#### REQUIRED TASK:
Repeat the full listing, word for word.
- - - - -
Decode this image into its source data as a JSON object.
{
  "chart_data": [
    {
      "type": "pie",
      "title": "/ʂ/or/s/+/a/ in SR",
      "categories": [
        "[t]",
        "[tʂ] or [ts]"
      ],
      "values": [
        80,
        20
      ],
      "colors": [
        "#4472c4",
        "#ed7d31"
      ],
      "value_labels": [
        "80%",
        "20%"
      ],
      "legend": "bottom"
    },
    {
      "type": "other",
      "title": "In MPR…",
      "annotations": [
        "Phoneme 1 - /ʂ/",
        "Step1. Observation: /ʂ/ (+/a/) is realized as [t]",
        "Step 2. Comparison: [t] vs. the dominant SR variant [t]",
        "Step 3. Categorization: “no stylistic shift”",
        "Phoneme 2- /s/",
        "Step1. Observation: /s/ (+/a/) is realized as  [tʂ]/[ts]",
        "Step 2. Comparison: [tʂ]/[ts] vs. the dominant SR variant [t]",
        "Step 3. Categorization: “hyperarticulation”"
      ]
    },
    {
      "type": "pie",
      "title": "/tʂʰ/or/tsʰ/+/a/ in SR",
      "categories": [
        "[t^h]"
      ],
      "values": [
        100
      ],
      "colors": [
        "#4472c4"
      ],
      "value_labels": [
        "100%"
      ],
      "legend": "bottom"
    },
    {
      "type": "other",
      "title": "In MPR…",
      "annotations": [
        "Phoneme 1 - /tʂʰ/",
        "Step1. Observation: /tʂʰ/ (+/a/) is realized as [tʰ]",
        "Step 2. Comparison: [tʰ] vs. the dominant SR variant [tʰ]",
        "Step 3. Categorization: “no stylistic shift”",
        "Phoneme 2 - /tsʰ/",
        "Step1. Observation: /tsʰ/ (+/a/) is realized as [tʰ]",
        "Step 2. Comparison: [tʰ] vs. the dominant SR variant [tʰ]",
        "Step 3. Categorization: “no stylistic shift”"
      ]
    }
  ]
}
- - - - -
#### WRITTEN ANSWER:
Decode this image into its source data as a JSON object.
{
  "chart_data": [
    {
      "type": "pie",
      "title": "/ʂ/or/s/+/a/ in SR",
      "categories": [
        "[t]",
        "[tʂ] or [ts]"
      ],
      "values": [
        80,
        20
      ],
      "colors": [
        "#4472c4",
        "#ed7d31"
      ],
      "value_labels": [
        "80%",
        "20%"
      ],
      "legend": "bottom"
    },
    {
      "type": "other",
      "title": "In MPR…",
      "annotations": [
        "Phoneme 1 - /ʂ/",
        "Step1. Observation: /ʂ/ (+/a/) is realized as [t]",
        "Step 2. Comparison: [t] vs. the dominant SR variant [t]",
        "Step 3. Categorization: “no stylistic shift”",
        "Phoneme 2- /s/",
        "Step1. Observation: /s/ (+/a/) is realized as  [tʂ]/[ts]",
        "Step 2. Comparison: [tʂ]/[ts] vs. the dominant SR variant [t]",
        "Step 3. Categorization: “hyperarticulation”"
      ]
    },
    {
      "type": "pie",
      "title": "/tʂʰ/or/tsʰ/+/a/ in SR",
      "categories": [
        "[t^h]"
      ],
      "values": [
        100
      ],
      "colors": [
        "#4472c4"
      ],
      "value_labels": [
        "100%"
      ],
      "legend": "bottom"
    },
    {
      "type": "other",
      "title": "In MPR…",
      "annotations": [
        "Phoneme 1 - /tʂʰ/",
        "Step1. Observation: /tʂʰ/ (+/a/) is realized as [tʰ]",
        "Step 2. Comparison: [tʰ] vs. the dominant SR variant [tʰ]",
        "Step 3. Categorization: “no stylistic shift”",
        "Phoneme 2 - /tsʰ/",
        "Step1. Observation: /tsʰ/ (+/a/) is realized as [tʰ]",
        "Step 2. Comparison: [tʰ] vs. the dominant SR variant [tʰ]",
        "Step 3. Categorization: “no stylistic shift”"
      ]
    }
  ]
}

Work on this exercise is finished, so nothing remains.